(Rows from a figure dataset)
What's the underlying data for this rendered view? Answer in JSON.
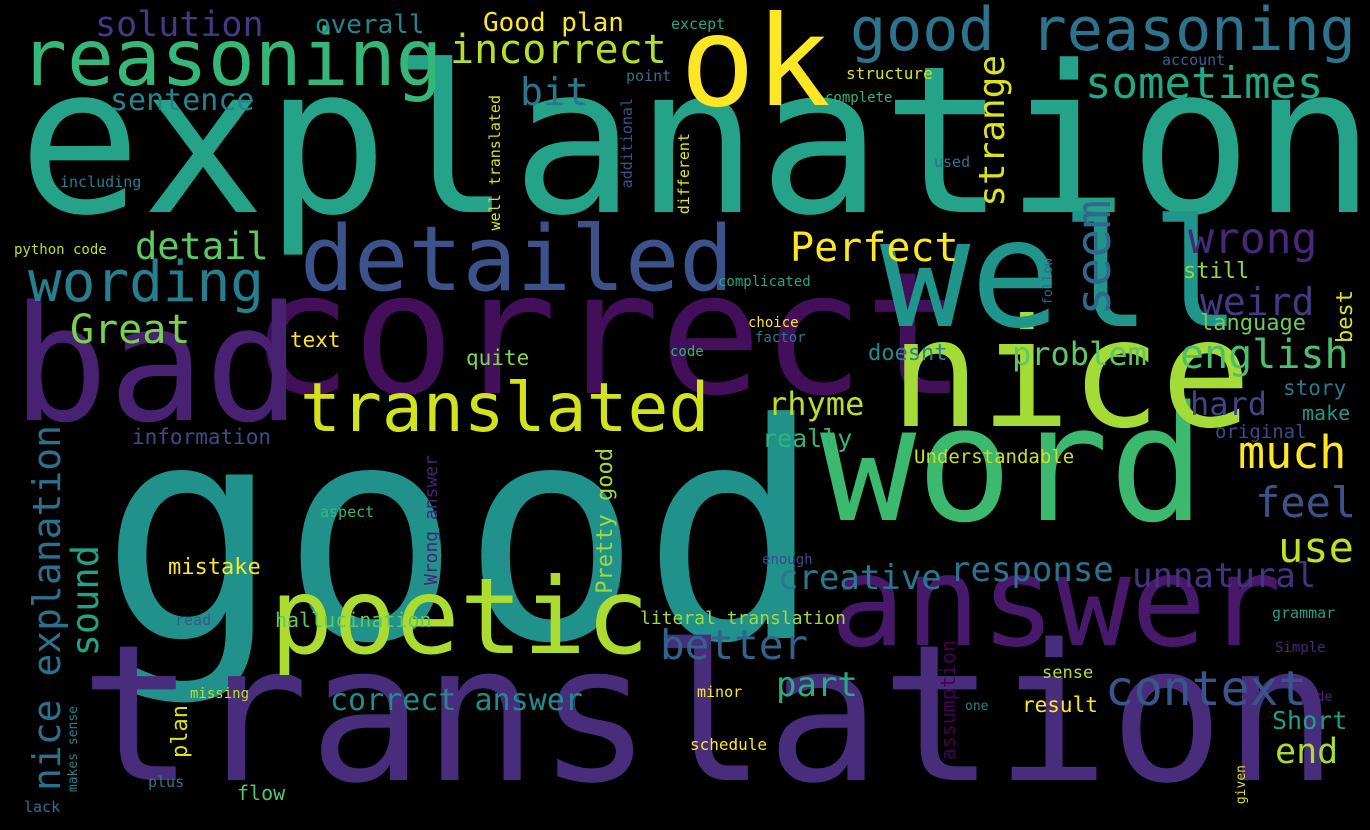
{
  "words": [
    {
      "text": "explanation",
      "color": "#24a388"
    },
    {
      "text": "good",
      "color": "#21918c"
    },
    {
      "text": "translation",
      "color": "#472d7b"
    },
    {
      "text": "correct",
      "color": "#440f5a"
    },
    {
      "text": "word",
      "color": "#3bb96f"
    },
    {
      "text": "nice",
      "color": "#a5db36"
    },
    {
      "text": "answer",
      "color": "#48196b"
    },
    {
      "text": "bad",
      "color": "#482173"
    },
    {
      "text": "well",
      "color": "#1f958b"
    },
    {
      "text": "ok",
      "color": "#fde725"
    },
    {
      "text": "poetic",
      "color": "#addc30"
    },
    {
      "text": "detailed",
      "color": "#3b528b"
    },
    {
      "text": "reasoning",
      "color": "#35b779"
    },
    {
      "text": "good reasoning",
      "color": "#2c738e"
    },
    {
      "text": "translated",
      "color": "#d2e21b"
    },
    {
      "text": "wording",
      "color": "#277f8e"
    },
    {
      "text": "context",
      "color": "#39568c"
    },
    {
      "text": "sometimes",
      "color": "#22a884"
    },
    {
      "text": "incorrect",
      "color": "#b5de2b"
    },
    {
      "text": "Perfect",
      "color": "#fde725"
    },
    {
      "text": "Great",
      "color": "#7ad151"
    },
    {
      "text": "detail",
      "color": "#5ec962"
    },
    {
      "text": "wrong",
      "color": "#482878"
    },
    {
      "text": "solution",
      "color": "#443983"
    },
    {
      "text": "seem",
      "color": "#31688e"
    },
    {
      "text": "strange",
      "color": "#dde318"
    },
    {
      "text": "much",
      "color": "#fde725"
    },
    {
      "text": "english",
      "color": "#4ac16d"
    },
    {
      "text": "problem",
      "color": "#5ec962"
    },
    {
      "text": "feel",
      "color": "#3b528b"
    },
    {
      "text": "use",
      "color": "#c0df25"
    },
    {
      "text": "weird",
      "color": "#443983"
    },
    {
      "text": "better",
      "color": "#33638d"
    },
    {
      "text": "nice explanation",
      "color": "#2d708e"
    },
    {
      "text": "sound",
      "color": "#20a386"
    },
    {
      "text": "creative",
      "color": "#2a788e"
    },
    {
      "text": "response",
      "color": "#2c728e"
    },
    {
      "text": "unnatural",
      "color": "#46337f"
    },
    {
      "text": "rhyme",
      "color": "#bade28"
    },
    {
      "text": "hard",
      "color": "#414487"
    },
    {
      "text": "part",
      "color": "#27ad81"
    },
    {
      "text": "correct answer",
      "color": "#228c8d"
    },
    {
      "text": "bit",
      "color": "#2a788e"
    },
    {
      "text": "sentence",
      "color": "#26828e"
    },
    {
      "text": "end",
      "color": "#aadc32"
    },
    {
      "text": "overall",
      "color": "#25848e"
    },
    {
      "text": "Good plan",
      "color": "#fde725"
    },
    {
      "text": "mistake",
      "color": "#fde725"
    },
    {
      "text": "plan",
      "color": "#dde318"
    },
    {
      "text": "Short",
      "color": "#1f9e89"
    },
    {
      "text": "really",
      "color": "#2fb47c"
    },
    {
      "text": "Understandable",
      "color": "#c8e020"
    },
    {
      "text": "information",
      "color": "#3e4a89"
    },
    {
      "text": "doesnt",
      "color": "#23898e"
    },
    {
      "text": "quite",
      "color": "#84d44b"
    },
    {
      "text": "text",
      "color": "#fde725"
    },
    {
      "text": "language",
      "color": "#6ccd5a"
    },
    {
      "text": "still",
      "color": "#90d743"
    },
    {
      "text": "best",
      "color": "#dde318"
    },
    {
      "text": "story",
      "color": "#2a788e"
    },
    {
      "text": "make",
      "color": "#1f988b"
    },
    {
      "text": "original",
      "color": "#3e4a89"
    },
    {
      "text": "Pretty good",
      "color": "#a0da39"
    },
    {
      "text": "Wrong answer",
      "color": "#482475"
    },
    {
      "text": "hallucination",
      "color": "#5ec962"
    },
    {
      "text": "literal translation",
      "color": "#a2da37"
    },
    {
      "text": "flow",
      "color": "#54c568"
    },
    {
      "text": "result",
      "color": "#fde725"
    },
    {
      "text": "assumption",
      "color": "#440154"
    },
    {
      "text": "grammar",
      "color": "#1fa088"
    },
    {
      "text": "sense",
      "color": "#b8de29"
    },
    {
      "text": "schedule",
      "color": "#fde725"
    },
    {
      "text": "minor",
      "color": "#fde725"
    },
    {
      "text": "except",
      "color": "#22a884"
    },
    {
      "text": "point",
      "color": "#2c728e"
    },
    {
      "text": "structure",
      "color": "#d8e219"
    },
    {
      "text": "account",
      "color": "#33638d"
    },
    {
      "text": "complete",
      "color": "#2fb47c"
    },
    {
      "text": "used",
      "color": "#2c728e"
    },
    {
      "text": "including",
      "color": "#277f8e"
    },
    {
      "text": "well translated",
      "color": "#d8e219"
    },
    {
      "text": "additional",
      "color": "#3b528b"
    },
    {
      "text": "different",
      "color": "#e5e419"
    },
    {
      "text": "python code",
      "color": "#bddf26"
    },
    {
      "text": "complicated",
      "color": "#22a884"
    },
    {
      "text": "follow",
      "color": "#31688e"
    },
    {
      "text": "choice",
      "color": "#fde725"
    },
    {
      "text": "factor",
      "color": "#2a788e"
    },
    {
      "text": "code",
      "color": "#2fb47c"
    },
    {
      "text": "aspect",
      "color": "#35b779"
    },
    {
      "text": "enough",
      "color": "#3e4a89"
    },
    {
      "text": "read",
      "color": "#365c8d"
    },
    {
      "text": "missing",
      "color": "#bddf26"
    },
    {
      "text": "makes sense",
      "color": "#26828e"
    },
    {
      "text": "plus",
      "color": "#2a788e"
    },
    {
      "text": "lack",
      "color": "#2c728e"
    },
    {
      "text": "one",
      "color": "#277f8e"
    },
    {
      "text": "made",
      "color": "#482878"
    },
    {
      "text": "Simple",
      "color": "#482878"
    },
    {
      "text": "given",
      "color": "#dde318"
    }
  ]
}
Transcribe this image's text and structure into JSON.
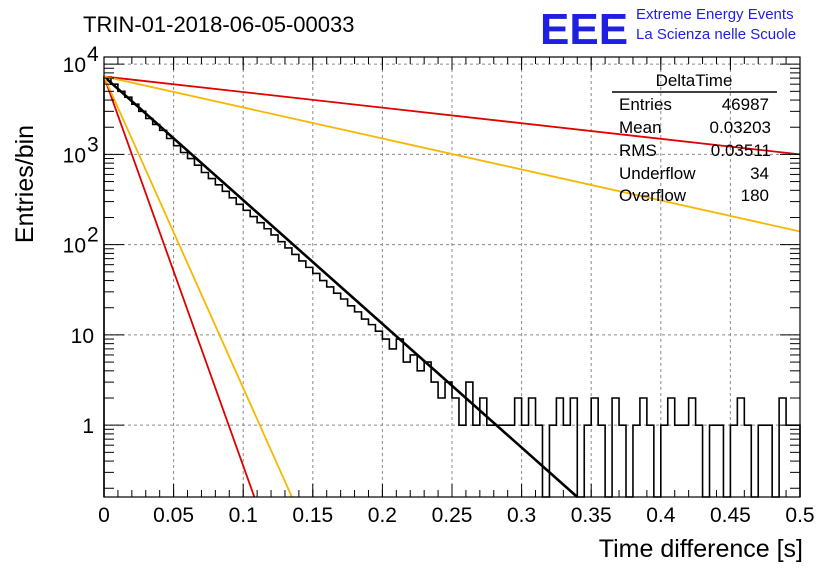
{
  "header": {
    "title": "TRIN-01-2018-06-05-00033",
    "logo": "EEE",
    "logo_line1": "Extreme Energy Events",
    "logo_line2": "La Scienza nelle Scuole"
  },
  "stats": {
    "title": "DeltaTime",
    "rows": [
      {
        "label": "Entries",
        "value": "46987"
      },
      {
        "label": "Mean",
        "value": "0.03203"
      },
      {
        "label": "RMS",
        "value": "0.03511"
      },
      {
        "label": "Underflow",
        "value": "34"
      },
      {
        "label": "Overflow",
        "value": "180"
      }
    ]
  },
  "chart_data": {
    "type": "line",
    "title": "TRIN-01-2018-06-05-00033",
    "xlabel": "Time difference [s]",
    "ylabel": "Entries/bin",
    "xlim": [
      0,
      0.5
    ],
    "ylim": [
      0.16,
      12000
    ],
    "yscale": "log",
    "grid": true,
    "legend": "top-right",
    "x_ticks": [
      "0",
      "0.05",
      "0.1",
      "0.15",
      "0.2",
      "0.25",
      "0.3",
      "0.35",
      "0.4",
      "0.45",
      "0.5"
    ],
    "y_ticks": [
      "1",
      "10",
      "10^2",
      "10^3",
      "10^4"
    ],
    "histogram": {
      "bin_width": 0.005,
      "color": "#000000",
      "values": [
        7200,
        6000,
        5000,
        4300,
        3600,
        3000,
        2500,
        2150,
        1850,
        1500,
        1250,
        1050,
        900,
        760,
        630,
        540,
        460,
        390,
        330,
        280,
        240,
        205,
        175,
        150,
        128,
        108,
        92,
        78,
        66,
        56,
        48,
        40,
        34,
        29,
        25,
        21,
        18,
        15,
        13,
        11,
        9,
        7,
        9,
        5,
        6,
        4,
        5,
        3,
        2,
        3,
        2,
        1,
        3,
        1,
        2,
        1,
        1,
        1,
        1,
        2,
        1,
        2,
        1,
        0,
        1,
        2,
        1,
        2,
        0,
        1,
        2,
        1,
        0,
        2,
        1,
        0,
        1,
        2,
        1,
        0,
        1,
        2,
        1,
        1,
        2,
        1,
        0,
        1,
        1,
        0,
        1,
        2,
        1,
        0,
        1,
        1,
        0,
        2,
        1,
        1
      ]
    },
    "series": [
      {
        "color": "#000000",
        "x": [
          0,
          0.34
        ],
        "y": [
          7300,
          0.16
        ]
      },
      {
        "color": "#e00000",
        "x": [
          0,
          0.108
        ],
        "y": [
          7300,
          0.16
        ]
      },
      {
        "color": "#f5b800",
        "x": [
          0,
          0.135
        ],
        "y": [
          7300,
          0.16
        ]
      },
      {
        "color": "#e00000",
        "x": [
          0,
          0.5
        ],
        "y": [
          7300,
          1000
        ]
      },
      {
        "color": "#f5b800",
        "x": [
          0,
          0.5
        ],
        "y": [
          7300,
          140
        ]
      }
    ]
  }
}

> [The task]: Extract all lines that hold the word "JSON".

> [Response to this exercise]:
What's the underlying data for this rendered view? Answer in JSON.
Transcribe this image's text and structure into JSON.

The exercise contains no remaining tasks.